**WHAT THIS TASK INVOLVES:** Output all the entries word for word. Omit the pictures.

**RECORDS FOR THIS TASK:**
□ □ □ □
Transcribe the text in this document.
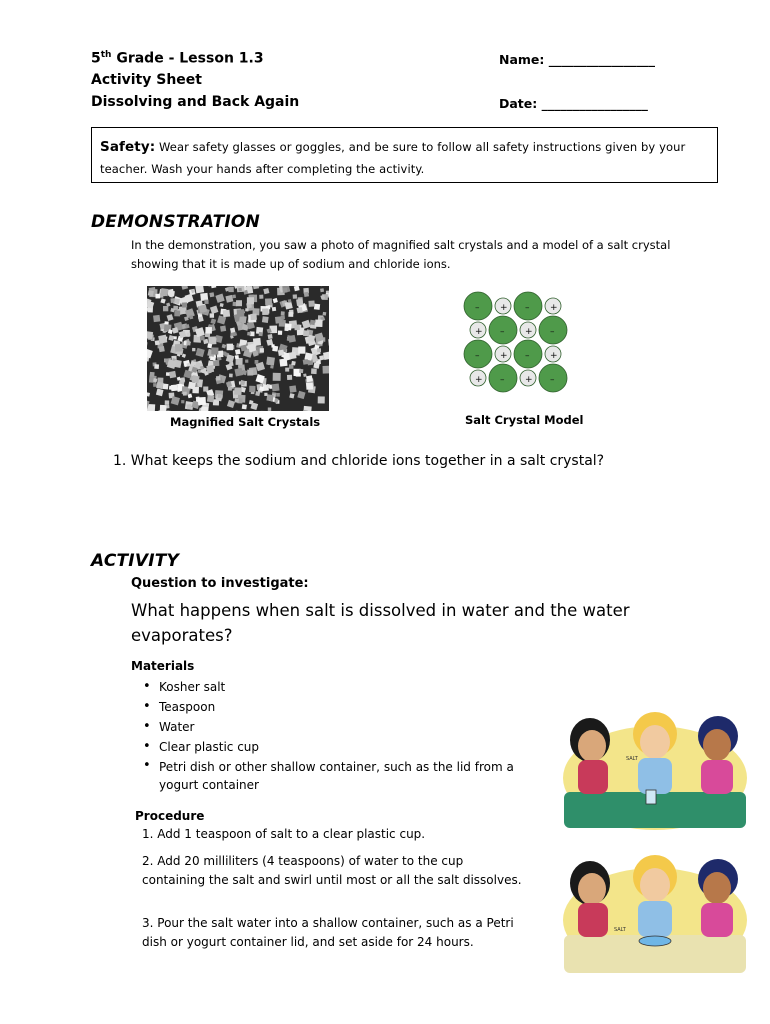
5th Grade - Lesson 1.3
Activity Sheet
Dissolving and Back Again
Name: _________________
Date: _________________
Safety: Wear safety glasses or goggles, and be sure to follow all safety instructions given by your teacher. Wash your hands after completing the activity.
DEMONSTRATION
In the demonstration, you saw a photo of magnified salt crystals and a model of a salt crystal showing that it is made up of sodium and chloride ions.
Magnified Salt Crystals
– + – +
+ – + –
– + – +
+ – + –
Salt Crystal Model
1. What keeps the sodium and chloride ions together in a salt crystal?
ACTIVITY
Question to investigate:
What happens when salt is dissolved in water and the water evaporates?
Materials
• Kosher salt
• Teaspoon
• Water
• Clear plastic cup
• Petri dish or other shallow container, such as the lid from a yogurt container
Procedure
1. Add 1 teaspoon of salt to a clear plastic cup.
2. Add 20 milliliters (4 teaspoons) of water to the cup containing the salt and swirl until most or all the salt dissolves.
3. Pour the salt water into a shallow container, such as a Petri dish or yogurt container lid, and set aside for 24 hours.
SALT
SALT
□ □ □ □
**OUTPUT OF THE EXERCISE:**
Transcribe the text in this document.
5th Grade - Lesson 1.3
Activity Sheet
Dissolving and Back Again
Name: _________________
Date: _________________
Safety: Wear safety glasses or goggles, and be sure to follow all safety instructions given by your teacher. Wash your hands after completing the activity.
DEMONSTRATION
In the demonstration, you saw a photo of magnified salt crystals and a model of a salt crystal showing that it is made up of sodium and chloride ions.
Magnified Salt Crystals
– + – +
+ – + –
– + – +
+ – + –
Salt Crystal Model
1. What keeps the sodium and chloride ions together in a salt crystal?
ACTIVITY
Question to investigate:
What happens when salt is dissolved in water and the water evaporates?
Materials
• Kosher salt
• Teaspoon
• Water
• Clear plastic cup
• Petri dish or other shallow container, such as the lid from a yogurt container
Procedure
1. Add 1 teaspoon of salt to a clear plastic cup.
2. Add 20 milliliters (4 teaspoons) of water to the cup containing the salt and swirl until most or all the salt dissolves.
3. Pour the salt water into a shallow container, such as a Petri dish or yogurt container lid, and set aside for 24 hours.
SALT
SALT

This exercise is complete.